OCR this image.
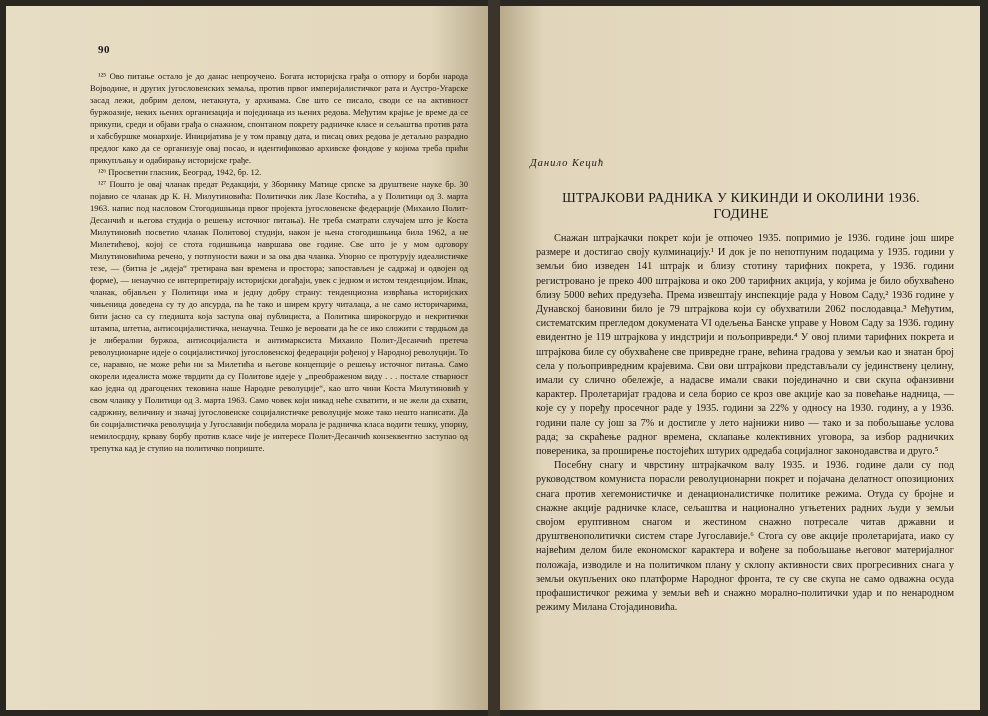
90

¹²⁵ Ово питање остало је до данас непроучено. Богата историјска грађа о отпору и борби народа Војводине, и других југословенских земаља, против првог империјалистичког рата и Аустро-Угарске засад лежи, добрим делом, нетакнута, у архивама. Све што се писало, своди се на активност буржоазије, неких њених организација и појединаца из њених редова. Међутим крајње је време да се прикупи, среди и објави грађа о снажном, спонтаном покрету радничке класе и сељаштва против рата и хабсбуршке монархије. Иницијатива је у том правцу дата, и писац ових редова је детаљно разрадио предлог како да се организује овај посао, и идентификовао архивске фондове у којима треба прићи прикупљању и одабирању историјске грађе.

¹²⁶ Просветни гласник, Београд, 1942, бр. 12.

¹²⁷ Пошто је овај чланак предат Редакцији, у Зборнику Матице српске за друштвене науке бр. 30 појавио се чланак др К. Н. Милутиновића: Политички лик Лазе Костића, а у Политици од 3. марта 1963. напис под насловом Стогодишњица првог пројекта југословенске федерације (Михаило Полит-Десанчић и његова студија о решењу источног питања). Не треба сматрати случајем што је Коста Милутиновић посветио чланак Политовој студији, након је њена стогодишњица била 1962, а не Милетићевој, којој се стота годишњица навршава ове године. Све што је у мом одговору Милутиновићима речено, у потпуности важи и за ова два чланка. Упорно се протурују идеалистичке тезе, — (битна је „идеја“ третирана ван времена и простора; запостављен је садржај и одвојен од форме), — ненаучно се интерпретирају историјски догађаји, увек с једном и истом тенденцијом. Ипак, чланак, објављен у Политици има и једну добру страну: тенденциозна изврћања историјских чињеница доведена су ту до апсурда, па ће тако и ширем кругу читалаца, а не само историчарима, бити јасно са су гледишта која заступа овај публициста, а Политика широкогрудо и некритички штампа, штетна, антисоцијалистичка, ненаучна. Тешко је веровати да ће се ико сложити с тврдњом да је либерални буржоа, антисоцијалиста и антимарксиста Михаило Полит-Десанчић претеча револуционарне идеје о социјалистичкој југословенској федерацији рођеној у Народној револуцији. То се, наравно, не може рећи ни за Милетића и његове концепције о решењу источног питања. Само окорели идеалиста може тврдити да су Политове идеје у „преображеном виду . . . постале стварност као једна од драгоцених тековина наше Народне револуције“, као што чини Коста Милутиновић у свом чланку у Политици од 3. марта 1963. Само човек који никад неће схватити, и не жели да схвати, садржину, величину и значај југословенске социјалистичке револуције може тако нешто написати. Да би социјалистичка револуција у Југославији победила морала је радничка класа водити тешку, упорну, немилосрдну, крваву борбу против класе чије је интересе Полит-Десанчић конзеквентно заступао од трепутка кад је ступио на политичко поприште.

Данило Кецић
ШТРАЈКОВИ РАДНИКА У КИКИНДИ И ОКОЛИНИ 1936. ГОДИНЕ

Снажан штрајкачки покрет који је отпочео 1935. попримио је 1936. године још шире размере и достигао своју кулминацију.¹ И док је по непотпуним подацима у 1935. години у земљи био изведен 141 штрајк и близу стотину тарифних покрета, у 1936. години регистровано је преко 400 штрајкова и око 200 тарифних акција, у којима је било обухваћено близу 5000 већих предузећа. Према извештају инспекције рада у Новом Саду,² 1936 године у Дунавској бановини било је 79 штрајкова који су обухватили 2062 послодавца.³ Међутим, систематским прегледом докумената VI одељења Банске управе у Новом Саду за 1936. годину евидентно је 119 штрајкова у индстрији и пољопривреди.⁴ У овој плими тарифних покрета и штрајкова биле су обухваћене све привредне гране, већина градова у земљи као и знатан број села у пољопривредним крајевима. Сви ови штрајкови представљали су јединствену целину, имали су слично обележје, а надасве имали сваки појединачно и сви скупа офанзивни карактер. Пролетаријат градова и села борио се кроз ове акције као за повећање надница, — које су у поређу просечног раде у 1935. години за 22% у односу на 1930. годину, а у 1936. години пале су још за 7% и достигле у лето најнижи ниво — тако и за побољшање услова рада; за скраћење радног времена, склапање колективних уговора, за избор радничких повереника, за проширење постојећих штурих одредаба социјалног законодавства и друго.⁵

Посебну снагу и чврстину штрајкачком валу 1935. и 1936. године дали су под руководством комуниста порасли револуционарни покрет и појачана делатност опозиционих снага против хегемонистичке и денационалистичке политике режима. Отуда су бројне и снажне акције радничке класе, сељаштва и национално угњетених радних људи у земљи својом еруптивном снагом и жестином снажно потресале читав државни и друштвенополитички систем старе Југославије.⁶ Стога су ове акције пролетаријата, иако су највећим делом биле економског карактера и вођене за побољшање његовог материјалног положаја, изводиле и на политичком плану у склопу активности свих прогресивних снага у земљи окупљених око платформе Народног фронта, те су све скупа не само одважна осуда профашистичког режима у земљи већ и снажно морално-политички удар и по ненародном режиму Милана Стојадиновића.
- - - - -
What you have to do -> Copy out all the entries exactly. Images stay out of the copy.

Task answer ->
OCR this image.
90

¹²⁵ Ово питање остало је до данас непроучено. Богата историјска грађа о отпору и борби народа Војводине, и других југословенских земаља, против првог империјалистичког рата и Аустро-Угарске засад лежи, добрим делом, нетакнута, у архивама. Све што се писало, своди се на активност буржоазије, неких њених организација и појединаца из њених редова. Међутим крајње је време да се прикупи, среди и објави грађа о снажном, спонтаном покрету радничке класе и сељаштва против рата и хабсбуршке монархије. Иницијатива је у том правцу дата, и писац ових редова је детаљно разрадио предлог како да се организује овај посао, и идентификовао архивске фондове у којима треба прићи прикупљању и одабирању историјске грађе.

¹²⁶ Просветни гласник, Београд, 1942, бр. 12.

¹²⁷ Пошто је овај чланак предат Редакцији, у Зборнику Матице српске за друштвене науке бр. 30 појавио се чланак др К. Н. Милутиновића: Политички лик Лазе Костића, а у Политици од 3. марта 1963. напис под насловом Стогодишњица првог пројекта југословенске федерације (Михаило Полит-Десанчић и његова студија о решењу источног питања). Не треба сматрати случајем што је Коста Милутиновић посветио чланак Политовој студији, након је њена стогодишњица била 1962, а не Милетићевој, којој се стота годишњица навршава ове године. Све што је у мом одговору Милутиновићима речено, у потпуности важи и за ова два чланка. Упорно се протурују идеалистичке тезе, — (битна је „идеја“ третирана ван времена и простора; запостављен је садржај и одвојен од форме), — ненаучно се интерпретирају историјски догађаји, увек с једном и истом тенденцијом. Ипак, чланак, објављен у Политици има и једну добру страну: тенденциозна изврћања историјских чињеница доведена су ту до апсурда, па ће тако и ширем кругу читалаца, а не само историчарима, бити јасно са су гледишта која заступа овај публициста, а Политика широкогрудо и некритички штампа, штетна, антисоцијалистичка, ненаучна. Тешко је веровати да ће се ико сложити с тврдњом да је либерални буржоа, антисоцијалиста и антимарксиста Михаило Полит-Десанчић претеча револуционарне идеје о социјалистичкој југословенској федерацији рођеној у Народној револуцији. То се, наравно, не може рећи ни за Милетића и његове концепције о решењу источног питања. Само окорели идеалиста може тврдити да су Политове идеје у „преображеном виду . . . постале стварност као једна од драгоцених тековина наше Народне револуције“, као што чини Коста Милутиновић у свом чланку у Политици од 3. марта 1963. Само човек који никад неће схватити, и не жели да схвати, садржину, величину и значај југословенске социјалистичке револуције може тако нешто написати. Да би социјалистичка револуција у Југославији победила морала је радничка класа водити тешку, упорну, немилосрдну, крваву борбу против класе чије је интересе Полит-Десанчић конзеквентно заступао од трепутка кад је ступио на политичко поприште.

Данило Кецић
ШТРАЈКОВИ РАДНИКА У КИКИНДИ И ОКОЛИНИ 1936. ГОДИНЕ

Снажан штрајкачки покрет који је отпочео 1935. попримио је 1936. године још шире размере и достигао своју кулминацију.¹ И док је по непотпуним подацима у 1935. години у земљи био изведен 141 штрајк и близу стотину тарифних покрета, у 1936. години регистровано је преко 400 штрајкова и око 200 тарифних акција, у којима је било обухваћено близу 5000 већих предузећа. Према извештају инспекције рада у Новом Саду,² 1936 године у Дунавској бановини било је 79 штрајкова који су обухватили 2062 послодавца.³ Међутим, систематским прегледом докумената VI одељења Банске управе у Новом Саду за 1936. годину евидентно је 119 штрајкова у индстрији и пољопривреди.⁴ У овој плими тарифних покрета и штрајкова биле су обухваћене све привредне гране, већина градова у земљи као и знатан број села у пољопривредним крајевима. Сви ови штрајкови представљали су јединствену целину, имали су слично обележје, а надасве имали сваки појединачно и сви скупа офанзивни карактер. Пролетаријат градова и села борио се кроз ове акције као за повећање надница, — које су у поређу просечног раде у 1935. години за 22% у односу на 1930. годину, а у 1936. години пале су још за 7% и достигле у лето најнижи ниво — тако и за побољшање услова рада; за скраћење радног времена, склапање колективних уговора, за избор радничких повереника, за проширење постојећих штурих одредаба социјалног законодавства и друго.⁵

Посебну снагу и чврстину штрајкачком валу 1935. и 1936. године дали су под руководством комуниста порасли револуционарни покрет и појачана делатност опозиционих снага против хегемонистичке и денационалистичке политике режима. Отуда су бројне и снажне акције радничке класе, сељаштва и национално угњетених радних људи у земљи својом еруптивном снагом и жестином снажно потресале читав државни и друштвенополитички систем старе Југославије.⁶ Стога су ове акције пролетаријата, иако су највећим делом биле економског карактера и вођене за побољшање његовог материјалног положаја, изводиле и на политичком плану у склопу активности свих прогресивних снага у земљи окупљених око платформе Народног фронта, те су све скупа не само одважна осуда профашистичког режима у земљи већ и снажно морално-политички удар и по ненародном режиму Милана Стојадиновића.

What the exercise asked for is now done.